Это был ужасный день. У станции «Баррикадной» стоял такой же заслон. Людей, поднимавшихся на эскалаторе к выходу — может быть, это были демонстранты, может быть, это были просто вечерние москвичи, — сбрасывали вниз по лестницам самодвижущимся, захватывали, тащили в метро. Это вызывало в народе, повторяю, не ужас, не страх, а лютую ненависть. Этот момент я помню. В этот вечер, к слову, Виктору Алкснису сломали руку.

Вот эти группы или сгустки митингующих, сгустки толпы двигались по разным направлениям, пытаясь, как шаровые молнии, прожечь кольцо оцепления вокруг Дома Советов. Следующая схватка произошла у Смоленской площади, прямо рядом с МИДом. Там столкнулись демонстранты и милиция. И в этой схватке милиционеры впервые применили оружие. Они стреляли не в толпу, а поверх голов. Один из стариков, видимо, перенервничал, упал и умер там. И вот эти большие массы народа перекрыли Садовое кольцо и начали сооружать баррикаду как раз от Старого Арбата к пуску на Смоленскую площадь. Там шла какая-то стройка, то ли строили сегодняшний пассаж, то ли ещё что-то, и на баррикаду стаскивали оттуда огромное количество арматуры, какие-то железные брусья. Потом стали жечь покрышки от шин. И чёрный смолистый дым поднимался над Садовым кольцом очень высоко. Вскоре такой же дым будет подниматься уже над
пылающим Домом Советов.

И странная вещь — ещё несколько лет после этого, может быть, три или четыре года, когда я на автомобиле въезжал в тоннель со стороны Смоленской площади, каждый раз под колесами машины сверкал стёртый до блеска фрагмент этой арматуры как память тех дней. Видимо, горящие покрышки растопили асфальт, и эта арматура, эти железные элементы вплавились в него. Этот тоннель - жуткий. Там в 1991 году погибли три молодых человека, которые попали под колеса боевых машин пехоты, пытаясь задержать движение подразделения к Дому Советов. И было странно, что этих молодых людей, так невинно убиенных, Горбачев тут же пожаловал званиями Героев Советского Союза. Хотя логично было бы им дать железные кресты за разрушение СССР. Теперь они, правда, награждены звездами Героев России.

И вот в 1993-м эта гальваника, эти двигающиеся по Москве странные стихии - стихии жестокости, стихии ненависти, стихии отпора — вся эта энергия восстания вылилась в то, что 3 октября около памятника Ленину на Октябрьской площади собралась огромная толпа, ведомая Виктором Анпиловым и Ильей Константиновым.

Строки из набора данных
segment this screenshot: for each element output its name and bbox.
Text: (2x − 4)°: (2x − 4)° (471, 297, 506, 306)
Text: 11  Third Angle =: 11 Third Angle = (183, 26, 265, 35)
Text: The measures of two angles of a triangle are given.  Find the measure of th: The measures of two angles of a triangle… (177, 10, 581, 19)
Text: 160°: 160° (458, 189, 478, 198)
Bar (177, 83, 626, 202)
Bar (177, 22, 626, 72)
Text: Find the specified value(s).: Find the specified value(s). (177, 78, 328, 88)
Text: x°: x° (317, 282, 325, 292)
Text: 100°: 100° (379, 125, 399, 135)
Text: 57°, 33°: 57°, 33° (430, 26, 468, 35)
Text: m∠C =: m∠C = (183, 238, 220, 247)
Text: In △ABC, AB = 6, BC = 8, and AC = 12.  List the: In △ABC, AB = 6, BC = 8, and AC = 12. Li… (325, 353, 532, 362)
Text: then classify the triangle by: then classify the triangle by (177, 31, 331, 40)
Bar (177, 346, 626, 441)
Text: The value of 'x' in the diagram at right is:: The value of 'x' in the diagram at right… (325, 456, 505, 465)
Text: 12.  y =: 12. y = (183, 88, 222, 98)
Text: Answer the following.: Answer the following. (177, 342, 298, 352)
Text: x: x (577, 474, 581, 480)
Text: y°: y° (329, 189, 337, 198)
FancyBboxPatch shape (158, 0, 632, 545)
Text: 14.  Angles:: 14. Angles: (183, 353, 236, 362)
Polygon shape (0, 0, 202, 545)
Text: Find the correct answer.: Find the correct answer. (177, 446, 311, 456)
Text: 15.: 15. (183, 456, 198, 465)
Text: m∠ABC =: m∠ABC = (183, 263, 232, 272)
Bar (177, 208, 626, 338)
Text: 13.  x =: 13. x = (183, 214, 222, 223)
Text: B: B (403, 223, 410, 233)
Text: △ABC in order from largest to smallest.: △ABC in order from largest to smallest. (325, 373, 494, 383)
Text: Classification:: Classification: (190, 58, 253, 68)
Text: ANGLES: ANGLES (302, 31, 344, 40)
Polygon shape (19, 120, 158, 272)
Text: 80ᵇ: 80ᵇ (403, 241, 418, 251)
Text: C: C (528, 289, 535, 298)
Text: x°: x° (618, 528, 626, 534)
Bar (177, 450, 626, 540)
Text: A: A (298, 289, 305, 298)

▸ Что нужно сделать:
1 > Перескажите текст о московских событиях 1993 года в двух предложениях.
2 > Пожалуйста, приведите все строки листинга в виде JSON-списка строк, по одному элементу на строку, без пустых строк.

▸ Ответы по заданиям:
1 > У станции «Баррикадной» людей сбрасывали с эскалаторов и тащили в метро, а у Смоленской площади демонстранты столкнулись с милицией, которая впервые применила оружие, стреляя поверх голов, после чего толпа перекрыла Садовое кольцо баррикадой из арматуры и жгла покрышки. Вся эта энергия восстания вылилась в то, что 3 октября у памятника Ленину на Октябрьской площади собралась огромная толпа во главе с Виктором Анпиловым и Ильей Константиновым.

2 >
[
  "segment this screenshot: for each element output its name and bbox.",
  "Text: (2x − 4)°: (2x − 4)° (471, 297, 506, 306)",
  "Text: 11  Third Angle =: 11 Third Angle = (183, 26, 265, 35)",
  "Text: The measures of two angles of a triangle are given.  Find the measure of th: The measures of two angles of a triangle… (177, 10, 581, 19)",
  "Text: 160°: 160° (458, 189, 478, 198)",
  "Bar (177, 83, 626, 202)",
  "Bar (177, 22, 626, 72)",
  "Text: Find the specified value(s).: Find the specified value(s). (177, 78, 328, 88)",
  "Text: x°: x° (317, 282, 325, 292)",
  "Text: 100°: 100° (379, 125, 399, 135)",
  "Text: 57°, 33°: 57°, 33° (430, 26, 468, 35)",
  "Text: m∠C =: m∠C = (183, 238, 220, 247)",
  "Text: In △ABC, AB = 6, BC = 8, and AC = 12.  List the: In △ABC, AB = 6, BC = 8, and AC = 12. Li… (325, 353, 532, 362)",
  "Text: then classify the triangle by: then classify the triangle by (177, 31, 331, 40)",
  "Bar (177, 346, 626, 441)",
  "Text: The value of 'x' in the diagram at right is:: The value of 'x' in the diagram at right… (325, 456, 505, 465)",
  "Text: 12.  y =: 12. y = (183, 88, 222, 98)",
  "Text: Answer the following.: Answer the following. (177, 342, 298, 352)",
  "Text: x: x (577, 474, 581, 480)",
  "Text: y°: y° (329, 189, 337, 198)",
  "FancyBboxPatch shape (158, 0, 632, 545)",
  "Text: 14.  Angles:: 14. Angles: (183, 353, 236, 362)",
  "Polygon shape (0, 0, 202, 545)",
  "Text: Find the correct answer.: Find the correct answer. (177, 446, 311, 456)",
  "Text: 15.: 15. (183, 456, 198, 465)",
  "Text: m∠ABC =: m∠ABC = (183, 263, 232, 272)",
  "Bar (177, 208, 626, 338)",
  "Text: 13.  x =: 13. x = (183, 214, 222, 223)",
  "Text: B: B (403, 223, 410, 233)",
  "Text: △ABC in order from largest to smallest.: △ABC in order from largest to smallest. (325, 373, 494, 383)",
  "Text: Classification:: Classification: (190, 58, 253, 68)",
  "Text: ANGLES: ANGLES (302, 31, 344, 40)",
  "Polygon shape (19, 120, 158, 272)",
  "Text: 80ᵇ: 80ᵇ (403, 241, 418, 251)",
  "Text: C: C (528, 289, 535, 298)",
  "Text: x°: x° (618, 528, 626, 534)",
  "Bar (177, 450, 626, 540)",
  "Text: A: A (298, 289, 305, 298)"
]